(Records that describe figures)
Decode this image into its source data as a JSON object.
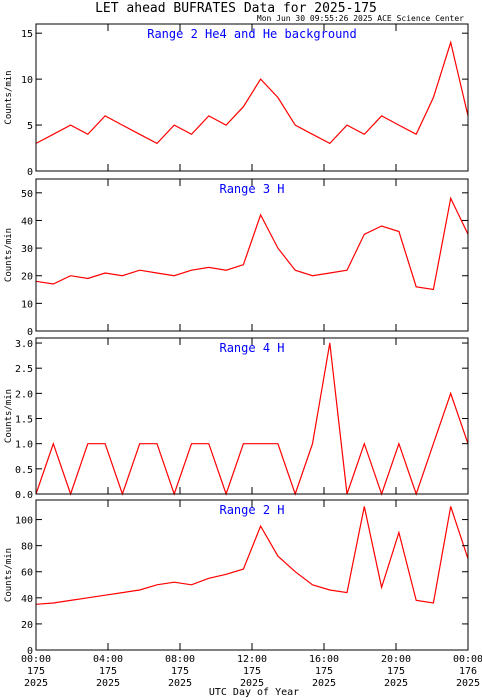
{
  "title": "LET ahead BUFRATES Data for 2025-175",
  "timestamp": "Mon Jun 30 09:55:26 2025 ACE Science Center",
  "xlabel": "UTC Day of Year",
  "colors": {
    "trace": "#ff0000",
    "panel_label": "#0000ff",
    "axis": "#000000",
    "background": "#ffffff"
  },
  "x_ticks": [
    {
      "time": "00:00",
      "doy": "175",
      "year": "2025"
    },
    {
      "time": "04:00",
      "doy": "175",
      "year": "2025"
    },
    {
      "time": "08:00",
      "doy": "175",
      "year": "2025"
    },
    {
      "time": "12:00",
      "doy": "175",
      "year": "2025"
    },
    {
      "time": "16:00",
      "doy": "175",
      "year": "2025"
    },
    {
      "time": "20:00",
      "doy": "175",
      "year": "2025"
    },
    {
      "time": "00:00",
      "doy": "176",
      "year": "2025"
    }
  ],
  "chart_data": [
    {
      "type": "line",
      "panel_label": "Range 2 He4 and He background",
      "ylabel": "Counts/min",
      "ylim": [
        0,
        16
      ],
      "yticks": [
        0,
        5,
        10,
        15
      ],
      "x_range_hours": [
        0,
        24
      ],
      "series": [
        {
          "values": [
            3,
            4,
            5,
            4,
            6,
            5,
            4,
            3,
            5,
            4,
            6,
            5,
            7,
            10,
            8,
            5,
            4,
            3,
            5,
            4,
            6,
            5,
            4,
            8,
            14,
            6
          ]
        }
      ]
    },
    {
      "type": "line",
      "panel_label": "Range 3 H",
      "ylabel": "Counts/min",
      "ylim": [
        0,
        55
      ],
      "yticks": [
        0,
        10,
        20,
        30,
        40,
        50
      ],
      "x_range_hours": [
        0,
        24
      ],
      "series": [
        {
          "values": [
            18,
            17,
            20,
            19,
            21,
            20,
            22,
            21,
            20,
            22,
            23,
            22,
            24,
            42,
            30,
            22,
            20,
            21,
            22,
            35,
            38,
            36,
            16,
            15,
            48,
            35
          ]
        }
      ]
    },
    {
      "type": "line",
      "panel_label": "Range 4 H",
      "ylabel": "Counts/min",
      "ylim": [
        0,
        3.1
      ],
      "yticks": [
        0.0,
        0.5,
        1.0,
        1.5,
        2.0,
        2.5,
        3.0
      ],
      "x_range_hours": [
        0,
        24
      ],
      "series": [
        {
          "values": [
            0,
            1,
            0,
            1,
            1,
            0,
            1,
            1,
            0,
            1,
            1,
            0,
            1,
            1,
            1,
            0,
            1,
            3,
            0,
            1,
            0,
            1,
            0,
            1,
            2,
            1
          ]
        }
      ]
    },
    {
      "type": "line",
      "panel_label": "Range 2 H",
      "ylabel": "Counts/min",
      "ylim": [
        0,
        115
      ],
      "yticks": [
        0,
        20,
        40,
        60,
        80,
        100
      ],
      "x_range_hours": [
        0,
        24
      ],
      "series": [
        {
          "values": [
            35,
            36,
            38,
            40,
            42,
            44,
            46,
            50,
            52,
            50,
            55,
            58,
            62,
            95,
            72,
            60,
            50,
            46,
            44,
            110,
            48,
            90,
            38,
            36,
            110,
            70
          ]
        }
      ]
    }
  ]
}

--

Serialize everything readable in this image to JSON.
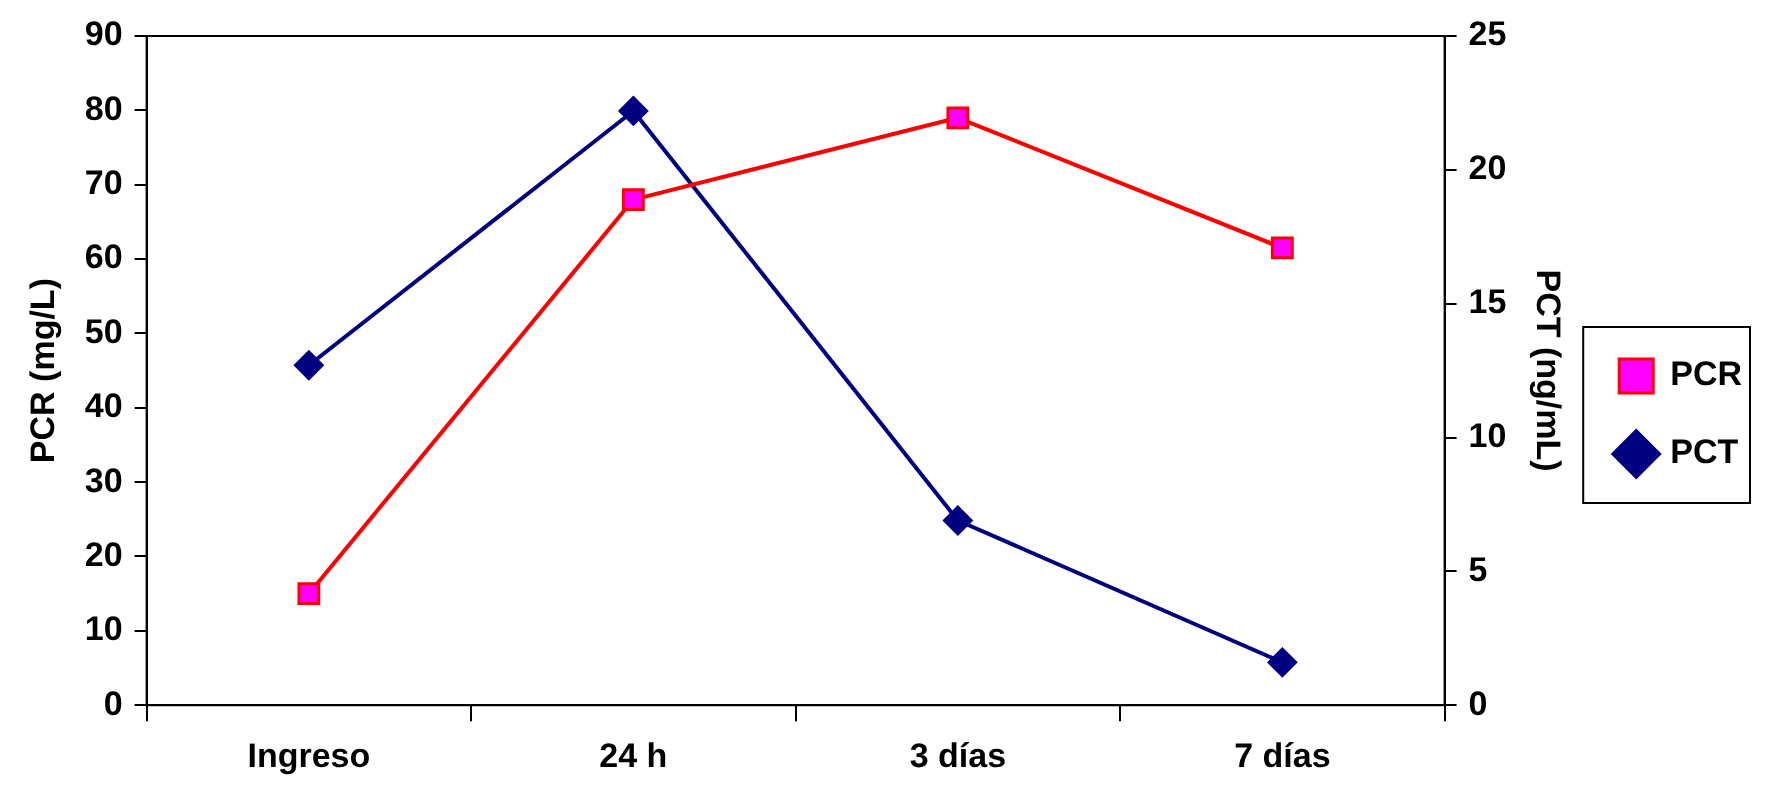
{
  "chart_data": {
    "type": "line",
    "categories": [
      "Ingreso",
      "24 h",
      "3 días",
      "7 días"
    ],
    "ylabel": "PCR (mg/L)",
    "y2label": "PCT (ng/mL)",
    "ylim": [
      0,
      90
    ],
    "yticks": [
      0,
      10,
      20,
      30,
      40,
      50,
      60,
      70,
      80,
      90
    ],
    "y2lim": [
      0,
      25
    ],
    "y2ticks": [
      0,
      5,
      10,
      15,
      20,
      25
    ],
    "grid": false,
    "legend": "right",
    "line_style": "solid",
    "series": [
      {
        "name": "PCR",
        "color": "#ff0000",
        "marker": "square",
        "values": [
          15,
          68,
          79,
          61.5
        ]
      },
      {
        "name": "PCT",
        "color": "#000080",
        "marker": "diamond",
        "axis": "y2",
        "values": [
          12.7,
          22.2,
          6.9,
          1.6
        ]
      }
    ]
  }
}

---

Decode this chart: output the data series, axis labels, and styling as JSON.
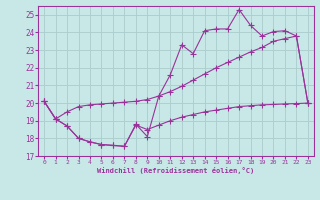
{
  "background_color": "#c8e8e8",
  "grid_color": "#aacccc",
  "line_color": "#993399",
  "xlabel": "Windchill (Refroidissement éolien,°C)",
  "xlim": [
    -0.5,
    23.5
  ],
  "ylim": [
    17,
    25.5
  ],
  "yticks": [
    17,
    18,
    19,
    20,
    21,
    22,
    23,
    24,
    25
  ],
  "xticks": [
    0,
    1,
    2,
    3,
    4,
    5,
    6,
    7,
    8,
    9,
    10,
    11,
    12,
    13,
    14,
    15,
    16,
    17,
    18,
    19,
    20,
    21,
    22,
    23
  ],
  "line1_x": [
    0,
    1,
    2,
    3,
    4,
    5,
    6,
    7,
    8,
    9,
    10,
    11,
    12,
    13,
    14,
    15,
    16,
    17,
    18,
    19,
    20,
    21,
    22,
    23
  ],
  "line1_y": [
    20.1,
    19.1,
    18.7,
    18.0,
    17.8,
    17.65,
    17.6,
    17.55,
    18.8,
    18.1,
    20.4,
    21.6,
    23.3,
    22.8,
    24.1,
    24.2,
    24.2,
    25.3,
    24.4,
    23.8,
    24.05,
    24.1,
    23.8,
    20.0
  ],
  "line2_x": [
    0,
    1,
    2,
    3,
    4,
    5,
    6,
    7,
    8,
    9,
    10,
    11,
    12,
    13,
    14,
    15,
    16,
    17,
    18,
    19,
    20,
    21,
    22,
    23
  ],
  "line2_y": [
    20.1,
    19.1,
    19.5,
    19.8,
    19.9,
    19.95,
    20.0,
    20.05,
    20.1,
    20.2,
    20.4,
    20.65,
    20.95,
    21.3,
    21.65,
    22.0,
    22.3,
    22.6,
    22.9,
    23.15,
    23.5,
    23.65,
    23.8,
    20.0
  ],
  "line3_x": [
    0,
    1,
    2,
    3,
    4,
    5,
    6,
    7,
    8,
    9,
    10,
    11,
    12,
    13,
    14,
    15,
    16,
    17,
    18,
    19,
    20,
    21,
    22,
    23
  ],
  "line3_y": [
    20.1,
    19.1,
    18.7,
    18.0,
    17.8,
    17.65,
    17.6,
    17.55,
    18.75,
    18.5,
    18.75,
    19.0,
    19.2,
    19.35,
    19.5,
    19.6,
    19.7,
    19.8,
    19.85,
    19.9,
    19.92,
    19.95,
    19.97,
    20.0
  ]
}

▶ **Short problem**:
Using the listing above, list every line in which the string "xlabel" occurs.

▶ **Answer to the problem**:
  "xlabel": "UTC Day of Year",
  "xlabel": "Windchill (Refroidissement éolien,°C)",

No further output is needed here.